§ **PROMPT**
Your task is to copy every record exactly.

------ DATA EXCERPTS

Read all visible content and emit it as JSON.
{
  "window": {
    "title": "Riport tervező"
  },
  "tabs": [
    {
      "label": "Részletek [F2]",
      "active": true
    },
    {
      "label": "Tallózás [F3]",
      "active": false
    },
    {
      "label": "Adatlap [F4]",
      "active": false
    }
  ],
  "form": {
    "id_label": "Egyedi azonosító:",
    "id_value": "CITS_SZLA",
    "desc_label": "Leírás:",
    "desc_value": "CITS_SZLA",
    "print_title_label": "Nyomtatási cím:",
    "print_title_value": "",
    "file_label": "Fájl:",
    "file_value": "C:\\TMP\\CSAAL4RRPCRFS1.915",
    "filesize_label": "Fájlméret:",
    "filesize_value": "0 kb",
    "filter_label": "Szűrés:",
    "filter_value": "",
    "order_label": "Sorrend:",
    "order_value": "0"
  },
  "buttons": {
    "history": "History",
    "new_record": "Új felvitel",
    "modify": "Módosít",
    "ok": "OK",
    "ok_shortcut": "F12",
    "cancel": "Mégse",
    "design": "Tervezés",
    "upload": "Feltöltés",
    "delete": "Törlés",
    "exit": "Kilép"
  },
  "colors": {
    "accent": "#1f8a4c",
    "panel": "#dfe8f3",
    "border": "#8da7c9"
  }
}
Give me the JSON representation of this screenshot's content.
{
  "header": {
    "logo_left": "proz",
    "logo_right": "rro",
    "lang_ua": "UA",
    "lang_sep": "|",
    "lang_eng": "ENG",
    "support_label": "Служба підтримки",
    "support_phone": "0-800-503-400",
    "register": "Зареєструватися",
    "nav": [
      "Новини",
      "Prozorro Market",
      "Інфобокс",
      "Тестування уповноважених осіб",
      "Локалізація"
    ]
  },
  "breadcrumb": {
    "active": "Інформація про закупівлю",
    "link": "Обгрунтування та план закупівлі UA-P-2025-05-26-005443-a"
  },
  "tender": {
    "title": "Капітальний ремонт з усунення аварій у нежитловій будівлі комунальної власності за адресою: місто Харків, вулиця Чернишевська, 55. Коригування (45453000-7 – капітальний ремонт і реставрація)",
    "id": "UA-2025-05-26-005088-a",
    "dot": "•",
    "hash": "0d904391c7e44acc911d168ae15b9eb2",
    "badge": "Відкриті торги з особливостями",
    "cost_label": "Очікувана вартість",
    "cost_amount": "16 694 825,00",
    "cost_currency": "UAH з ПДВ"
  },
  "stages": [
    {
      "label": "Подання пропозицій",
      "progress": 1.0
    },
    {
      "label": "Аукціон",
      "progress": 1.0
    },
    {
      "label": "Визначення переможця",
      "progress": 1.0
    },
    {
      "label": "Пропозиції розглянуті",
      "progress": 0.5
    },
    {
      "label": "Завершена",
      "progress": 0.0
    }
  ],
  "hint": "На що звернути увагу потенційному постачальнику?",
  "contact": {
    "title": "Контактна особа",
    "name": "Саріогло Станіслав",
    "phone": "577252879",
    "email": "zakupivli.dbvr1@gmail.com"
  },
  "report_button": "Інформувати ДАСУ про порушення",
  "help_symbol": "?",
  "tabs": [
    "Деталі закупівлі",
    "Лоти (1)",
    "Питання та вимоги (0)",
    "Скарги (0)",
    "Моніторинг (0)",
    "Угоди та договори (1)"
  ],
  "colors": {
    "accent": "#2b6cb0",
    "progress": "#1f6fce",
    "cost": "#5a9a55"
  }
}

------------

§ **EXERCISE RESULT**
Read all visible content and emit it as JSON.
{
  "window": {
    "title": "Riport tervező"
  },
  "tabs": [
    {
      "label": "Részletek [F2]",
      "active": true
    },
    {
      "label": "Tallózás [F3]",
      "active": false
    },
    {
      "label": "Adatlap [F4]",
      "active": false
    }
  ],
  "form": {
    "id_label": "Egyedi azonosító:",
    "id_value": "CITS_SZLA",
    "desc_label": "Leírás:",
    "desc_value": "CITS_SZLA",
    "print_title_label": "Nyomtatási cím:",
    "print_title_value": "",
    "file_label": "Fájl:",
    "file_value": "C:\\TMP\\CSAAL4RRPCRFS1.915",
    "filesize_label": "Fájlméret:",
    "filesize_value": "0 kb",
    "filter_label": "Szűrés:",
    "filter_value": "",
    "order_label": "Sorrend:",
    "order_value": "0"
  },
  "buttons": {
    "history": "History",
    "new_record": "Új felvitel",
    "modify": "Módosít",
    "ok": "OK",
    "ok_shortcut": "F12",
    "cancel": "Mégse",
    "design": "Tervezés",
    "upload": "Feltöltés",
    "delete": "Törlés",
    "exit": "Kilép"
  },
  "colors": {
    "accent": "#1f8a4c",
    "panel": "#dfe8f3",
    "border": "#8da7c9"
  }
}
Give me the JSON representation of this screenshot's content.
{
  "header": {
    "logo_left": "proz",
    "logo_right": "rro",
    "lang_ua": "UA",
    "lang_sep": "|",
    "lang_eng": "ENG",
    "support_label": "Служба підтримки",
    "support_phone": "0-800-503-400",
    "register": "Зареєструватися",
    "nav": [
      "Новини",
      "Prozorro Market",
      "Інфобокс",
      "Тестування уповноважених осіб",
      "Локалізація"
    ]
  },
  "breadcrumb": {
    "active": "Інформація про закупівлю",
    "link": "Обгрунтування та план закупівлі UA-P-2025-05-26-005443-a"
  },
  "tender": {
    "title": "Капітальний ремонт з усунення аварій у нежитловій будівлі комунальної власності за адресою: місто Харків, вулиця Чернишевська, 55. Коригування (45453000-7 – капітальний ремонт і реставрація)",
    "id": "UA-2025-05-26-005088-a",
    "dot": "•",
    "hash": "0d904391c7e44acc911d168ae15b9eb2",
    "badge": "Відкриті торги з особливостями",
    "cost_label": "Очікувана вартість",
    "cost_amount": "16 694 825,00",
    "cost_currency": "UAH з ПДВ"
  },
  "stages": [
    {
      "label": "Подання пропозицій",
      "progress": 1.0
    },
    {
      "label": "Аукціон",
      "progress": 1.0
    },
    {
      "label": "Визначення переможця",
      "progress": 1.0
    },
    {
      "label": "Пропозиції розглянуті",
      "progress": 0.5
    },
    {
      "label": "Завершена",
      "progress": 0.0
    }
  ],
  "hint": "На що звернути увагу потенційному постачальнику?",
  "contact": {
    "title": "Контактна особа",
    "name": "Саріогло Станіслав",
    "phone": "577252879",
    "email": "zakupivli.dbvr1@gmail.com"
  },
  "report_button": "Інформувати ДАСУ про порушення",
  "help_symbol": "?",
  "tabs": [
    "Деталі закупівлі",
    "Лоти (1)",
    "Питання та вимоги (0)",
    "Скарги (0)",
    "Моніторинг (0)",
    "Угоди та договори (1)"
  ],
  "colors": {
    "accent": "#2b6cb0",
    "progress": "#1f6fce",
    "cost": "#5a9a55"
  }
}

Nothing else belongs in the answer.